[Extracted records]
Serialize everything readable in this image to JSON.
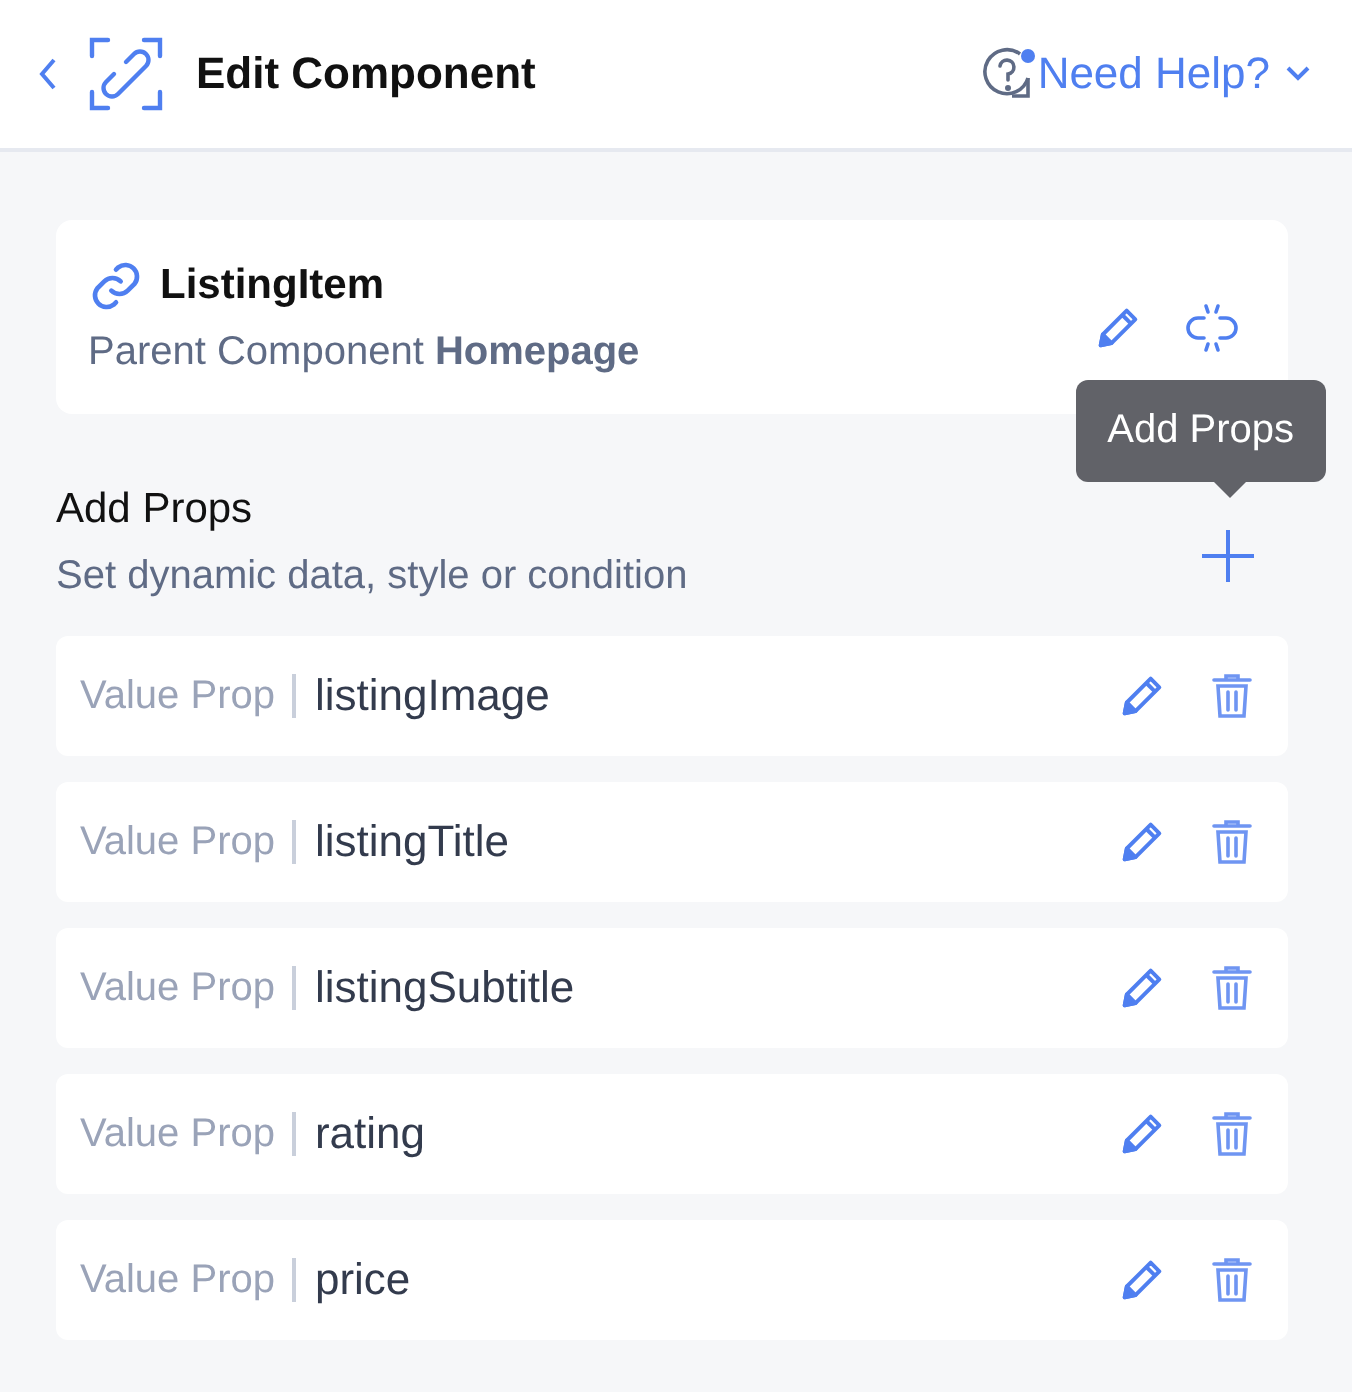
{
  "header": {
    "title": "Edit Component",
    "help_label": "Need Help?"
  },
  "component": {
    "name": "ListingItem",
    "parent": "Parent Component **Homepage**"
  },
  "props_section": {
    "title": "Add Props",
    "subtitle": "Set dynamic data, style or condition",
    "tooltip": "Add Props"
  },
  "props": [
    {
      "kind": "value",
      "type_label": "Value Prop",
      "name": "listingImage"
    },
    {
      "kind": "value",
      "type_label": "Value Prop",
      "name": "listingTitle"
    },
    {
      "kind": "value",
      "type_label": "Value Prop",
      "name": "listingSubtitle"
    },
    {
      "kind": "value",
      "type_label": "Value Prop",
      "name": "rating"
    },
    {
      "kind": "value",
      "type_label": "Value Prop",
      "name": "price"
    }
  ]
}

### Exercise details
Output the lines above in full and exactly as given, omitting any pictures.

### Solution to this exercise
Serialize everything readable in this image to JSON.
{
  "header": {
    "title": "Edit Component",
    "help_label": "Need Help?"
  },
  "component": {
    "name": "ListingItem",
    "parent": "Parent Component **Homepage**"
  },
  "props_section": {
    "title": "Add Props",
    "subtitle": "Set dynamic data, style or condition",
    "tooltip": "Add Props"
  },
  "props": [
    {
      "kind": "value",
      "type_label": "Value Prop",
      "name": "listingImage"
    },
    {
      "kind": "value",
      "type_label": "Value Prop",
      "name": "listingTitle"
    },
    {
      "kind": "value",
      "type_label": "Value Prop",
      "name": "listingSubtitle"
    },
    {
      "kind": "value",
      "type_label": "Value Prop",
      "name": "rating"
    },
    {
      "kind": "value",
      "type_label": "Value Prop",
      "name": "price"
    }
  ]
}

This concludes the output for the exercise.